◆ **OBJECTIF 1**:
Les affirmations suivantes concordent-elles avec le récit sur les transistors ? (a) Le père a écouté en direct la finale de la Coupe du monde de 1974 dans un parc à Tours. (b) La Nationale 7 était une route que la personne qui raconte connaissait bien. (c) Les images de cette route vues à la télévision étaient en couleur. Pour chacune, répondez par oui ou non et citez les mots décisifs du récit.

◆ **TEXTE**:
Je suis un enfant des années 1970. J’ai le souvenir des petits transistors qui grésillaient. Il y en avait plusieurs chez nous. Je me souviens de l’un d’entre eux, tout orange, sur lequel mon père avait écouté en direct la finale de la Coupe du monde de football de 1974. Nous étions dans un parc à Tours. Il ne fallait pas le déranger. C’était juillet, j’avais 9 ans et ma sœur 7 ans. Ces petits transistors ont marqué mes premières années. On ne captait pas toujours bien la station de radio, les chansons ou les informations. Il fallait tendre l’oreille, jouer sur la mollette, parfois même déplier une petite antenne. J’aimais les transistors l’été lorsqu’ils donnaient les nouvelles de « la route du Tour ». Et souvent aussi l’état des bouchons sur une route dont on parlait tout le temps, mais que je ne connaissais pas : la Nationale 7. De temps en temps, chez l’une ou l’autre de mes grands-mères, je voyais à la télévision des images en noir et blanc de cette route. C’étaient de longues files de voitures, les unes après les autres, avançant au pas ou n’avançant pas du tout. Sur les toits, il y avait souvent des valises. Les gens roulaient vers les vacances et ils étaient nombreux. Pour nous, en Bretagne, c’était exotique. Ils allaient dans le Midi, une destination lointaine, vaguement incertaine pour moi, et que je devinais chaude.

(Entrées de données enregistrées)

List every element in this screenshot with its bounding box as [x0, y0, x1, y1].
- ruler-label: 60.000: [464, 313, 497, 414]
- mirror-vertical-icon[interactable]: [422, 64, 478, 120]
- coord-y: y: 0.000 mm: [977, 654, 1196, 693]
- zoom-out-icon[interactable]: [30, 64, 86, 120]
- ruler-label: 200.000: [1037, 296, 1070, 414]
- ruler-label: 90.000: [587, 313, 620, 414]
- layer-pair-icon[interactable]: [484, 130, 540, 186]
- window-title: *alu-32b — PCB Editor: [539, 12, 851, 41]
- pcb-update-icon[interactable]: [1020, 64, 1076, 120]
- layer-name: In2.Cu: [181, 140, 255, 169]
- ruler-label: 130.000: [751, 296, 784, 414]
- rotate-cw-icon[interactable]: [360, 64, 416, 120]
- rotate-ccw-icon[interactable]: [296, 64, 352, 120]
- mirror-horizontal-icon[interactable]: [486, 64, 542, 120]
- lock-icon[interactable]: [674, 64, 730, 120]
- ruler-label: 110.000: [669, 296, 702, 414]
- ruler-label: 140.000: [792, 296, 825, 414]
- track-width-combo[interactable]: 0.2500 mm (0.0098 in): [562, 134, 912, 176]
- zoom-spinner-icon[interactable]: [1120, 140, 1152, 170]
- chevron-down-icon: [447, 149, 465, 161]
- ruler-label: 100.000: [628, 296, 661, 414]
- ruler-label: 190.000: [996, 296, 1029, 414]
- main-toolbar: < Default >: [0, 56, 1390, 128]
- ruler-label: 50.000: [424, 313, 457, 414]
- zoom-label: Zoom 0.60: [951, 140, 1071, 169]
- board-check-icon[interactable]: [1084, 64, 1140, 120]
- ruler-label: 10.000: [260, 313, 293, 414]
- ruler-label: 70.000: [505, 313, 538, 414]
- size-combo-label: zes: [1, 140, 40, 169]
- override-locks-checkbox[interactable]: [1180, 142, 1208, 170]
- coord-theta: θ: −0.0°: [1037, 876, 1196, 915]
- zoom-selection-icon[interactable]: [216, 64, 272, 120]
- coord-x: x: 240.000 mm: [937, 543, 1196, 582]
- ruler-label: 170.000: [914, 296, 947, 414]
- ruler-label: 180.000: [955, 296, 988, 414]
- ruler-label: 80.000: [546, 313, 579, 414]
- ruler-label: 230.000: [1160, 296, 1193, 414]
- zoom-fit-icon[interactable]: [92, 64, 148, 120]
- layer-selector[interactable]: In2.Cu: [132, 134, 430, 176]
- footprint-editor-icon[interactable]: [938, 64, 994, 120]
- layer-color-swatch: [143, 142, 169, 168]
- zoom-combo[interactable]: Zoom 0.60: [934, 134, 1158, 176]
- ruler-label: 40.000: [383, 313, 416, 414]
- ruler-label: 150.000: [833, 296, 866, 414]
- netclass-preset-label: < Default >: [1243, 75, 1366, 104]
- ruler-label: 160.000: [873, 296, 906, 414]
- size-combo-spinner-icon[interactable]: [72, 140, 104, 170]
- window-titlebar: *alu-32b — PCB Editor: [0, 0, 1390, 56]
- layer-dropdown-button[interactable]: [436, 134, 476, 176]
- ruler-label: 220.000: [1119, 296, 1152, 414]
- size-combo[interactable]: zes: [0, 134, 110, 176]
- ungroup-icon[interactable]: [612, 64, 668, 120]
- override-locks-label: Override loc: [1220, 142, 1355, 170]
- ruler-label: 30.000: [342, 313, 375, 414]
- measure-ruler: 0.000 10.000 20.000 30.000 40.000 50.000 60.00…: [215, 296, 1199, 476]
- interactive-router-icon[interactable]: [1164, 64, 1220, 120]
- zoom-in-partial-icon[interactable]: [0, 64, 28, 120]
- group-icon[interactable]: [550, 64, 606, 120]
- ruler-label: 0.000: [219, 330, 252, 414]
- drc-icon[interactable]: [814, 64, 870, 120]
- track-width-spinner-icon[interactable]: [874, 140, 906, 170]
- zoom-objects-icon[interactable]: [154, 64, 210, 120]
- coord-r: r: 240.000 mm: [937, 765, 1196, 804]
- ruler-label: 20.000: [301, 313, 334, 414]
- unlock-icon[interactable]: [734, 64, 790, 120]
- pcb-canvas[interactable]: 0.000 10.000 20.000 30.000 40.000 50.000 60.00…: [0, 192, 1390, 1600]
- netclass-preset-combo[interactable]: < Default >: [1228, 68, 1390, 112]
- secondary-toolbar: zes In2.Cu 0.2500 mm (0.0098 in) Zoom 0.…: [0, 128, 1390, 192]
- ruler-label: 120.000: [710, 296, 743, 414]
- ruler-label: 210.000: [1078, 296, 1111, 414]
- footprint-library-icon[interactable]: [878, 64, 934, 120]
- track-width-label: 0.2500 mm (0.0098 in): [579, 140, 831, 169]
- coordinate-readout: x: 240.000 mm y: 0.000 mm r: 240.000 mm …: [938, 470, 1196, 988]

◆ **OBJECTIF 2**:
Recopiez à l'identique les lignes des entrées. Commencez à leur toute première ligne et arrêtez-vous après la ligne qui contient « - ruler-label: 130.000: [751, 296, 784, 414] ».

◆ **RÉPONSE COMPLÈTE 1**:
(a) Oui : « mon père avait écouté en direct la finale de la Coupe du monde de football de 1974. Nous étions dans un parc à Tours. »
(b) Non : « mais que je ne connaissais pas : la Nationale 7 »
(c) Non : « des images en noir et blanc de cette route »

◆ **RÉPONSE COMPLÈTE 2**:
List every element in this screenshot with its bounding box as [x0, y0, x1, y1].
- ruler-label: 60.000: [464, 313, 497, 414]
- mirror-vertical-icon[interactable]: [422, 64, 478, 120]
- coord-y: y: 0.000 mm: [977, 654, 1196, 693]
- zoom-out-icon[interactable]: [30, 64, 86, 120]
- ruler-label: 200.000: [1037, 296, 1070, 414]
- ruler-label: 90.000: [587, 313, 620, 414]
- layer-pair-icon[interactable]: [484, 130, 540, 186]
- window-title: *alu-32b — PCB Editor: [539, 12, 851, 41]
- pcb-update-icon[interactable]: [1020, 64, 1076, 120]
- layer-name: In2.Cu: [181, 140, 255, 169]
- ruler-label: 130.000: [751, 296, 784, 414]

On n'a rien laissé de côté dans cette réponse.